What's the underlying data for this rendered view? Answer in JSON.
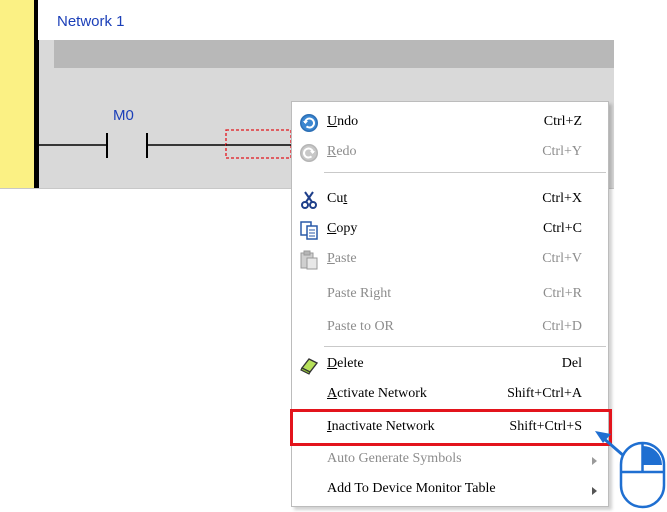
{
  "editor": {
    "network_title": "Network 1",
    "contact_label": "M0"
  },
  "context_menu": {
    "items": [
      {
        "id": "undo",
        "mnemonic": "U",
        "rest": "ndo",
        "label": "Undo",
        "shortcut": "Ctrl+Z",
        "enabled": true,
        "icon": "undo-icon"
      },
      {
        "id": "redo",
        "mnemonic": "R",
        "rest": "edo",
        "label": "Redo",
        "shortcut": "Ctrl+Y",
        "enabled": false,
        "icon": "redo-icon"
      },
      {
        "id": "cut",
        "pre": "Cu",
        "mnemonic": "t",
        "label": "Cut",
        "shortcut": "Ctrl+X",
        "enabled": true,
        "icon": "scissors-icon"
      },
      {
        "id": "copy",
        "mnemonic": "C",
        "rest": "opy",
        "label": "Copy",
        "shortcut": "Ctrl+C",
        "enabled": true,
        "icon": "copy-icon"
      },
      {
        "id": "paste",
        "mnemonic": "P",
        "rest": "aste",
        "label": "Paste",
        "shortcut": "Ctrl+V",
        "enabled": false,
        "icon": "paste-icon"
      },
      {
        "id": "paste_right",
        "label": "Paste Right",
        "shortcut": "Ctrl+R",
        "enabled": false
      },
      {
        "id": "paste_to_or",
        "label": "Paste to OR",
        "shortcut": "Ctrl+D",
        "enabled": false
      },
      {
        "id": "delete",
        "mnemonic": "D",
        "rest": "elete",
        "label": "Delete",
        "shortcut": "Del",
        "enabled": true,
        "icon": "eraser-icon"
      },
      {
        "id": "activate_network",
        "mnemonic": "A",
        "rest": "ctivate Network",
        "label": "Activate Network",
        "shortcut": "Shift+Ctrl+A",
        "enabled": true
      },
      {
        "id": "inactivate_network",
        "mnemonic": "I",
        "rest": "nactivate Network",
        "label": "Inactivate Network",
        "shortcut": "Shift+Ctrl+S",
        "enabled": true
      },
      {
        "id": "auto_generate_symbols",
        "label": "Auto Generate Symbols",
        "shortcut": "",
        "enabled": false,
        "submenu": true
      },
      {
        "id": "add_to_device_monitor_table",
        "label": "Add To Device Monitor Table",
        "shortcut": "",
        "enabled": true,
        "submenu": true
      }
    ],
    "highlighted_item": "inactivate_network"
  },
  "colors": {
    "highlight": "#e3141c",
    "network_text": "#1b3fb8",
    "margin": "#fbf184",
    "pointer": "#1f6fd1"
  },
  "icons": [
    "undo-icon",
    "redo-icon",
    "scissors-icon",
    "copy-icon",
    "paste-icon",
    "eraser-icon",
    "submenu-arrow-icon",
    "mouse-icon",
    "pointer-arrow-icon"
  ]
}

---

Goal of the exercise
Your task is to return the entries above exactly, with no pictures.

The result
What's the underlying data for this rendered view? Answer in JSON.
{
  "editor": {
    "network_title": "Network 1",
    "contact_label": "M0"
  },
  "context_menu": {
    "items": [
      {
        "id": "undo",
        "mnemonic": "U",
        "rest": "ndo",
        "label": "Undo",
        "shortcut": "Ctrl+Z",
        "enabled": true,
        "icon": "undo-icon"
      },
      {
        "id": "redo",
        "mnemonic": "R",
        "rest": "edo",
        "label": "Redo",
        "shortcut": "Ctrl+Y",
        "enabled": false,
        "icon": "redo-icon"
      },
      {
        "id": "cut",
        "pre": "Cu",
        "mnemonic": "t",
        "label": "Cut",
        "shortcut": "Ctrl+X",
        "enabled": true,
        "icon": "scissors-icon"
      },
      {
        "id": "copy",
        "mnemonic": "C",
        "rest": "opy",
        "label": "Copy",
        "shortcut": "Ctrl+C",
        "enabled": true,
        "icon": "copy-icon"
      },
      {
        "id": "paste",
        "mnemonic": "P",
        "rest": "aste",
        "label": "Paste",
        "shortcut": "Ctrl+V",
        "enabled": false,
        "icon": "paste-icon"
      },
      {
        "id": "paste_right",
        "label": "Paste Right",
        "shortcut": "Ctrl+R",
        "enabled": false
      },
      {
        "id": "paste_to_or",
        "label": "Paste to OR",
        "shortcut": "Ctrl+D",
        "enabled": false
      },
      {
        "id": "delete",
        "mnemonic": "D",
        "rest": "elete",
        "label": "Delete",
        "shortcut": "Del",
        "enabled": true,
        "icon": "eraser-icon"
      },
      {
        "id": "activate_network",
        "mnemonic": "A",
        "rest": "ctivate Network",
        "label": "Activate Network",
        "shortcut": "Shift+Ctrl+A",
        "enabled": true
      },
      {
        "id": "inactivate_network",
        "mnemonic": "I",
        "rest": "nactivate Network",
        "label": "Inactivate Network",
        "shortcut": "Shift+Ctrl+S",
        "enabled": true
      },
      {
        "id": "auto_generate_symbols",
        "label": "Auto Generate Symbols",
        "shortcut": "",
        "enabled": false,
        "submenu": true
      },
      {
        "id": "add_to_device_monitor_table",
        "label": "Add To Device Monitor Table",
        "shortcut": "",
        "enabled": true,
        "submenu": true
      }
    ],
    "highlighted_item": "inactivate_network"
  },
  "colors": {
    "highlight": "#e3141c",
    "network_text": "#1b3fb8",
    "margin": "#fbf184",
    "pointer": "#1f6fd1"
  },
  "icons": [
    "undo-icon",
    "redo-icon",
    "scissors-icon",
    "copy-icon",
    "paste-icon",
    "eraser-icon",
    "submenu-arrow-icon",
    "mouse-icon",
    "pointer-arrow-icon"
  ]
}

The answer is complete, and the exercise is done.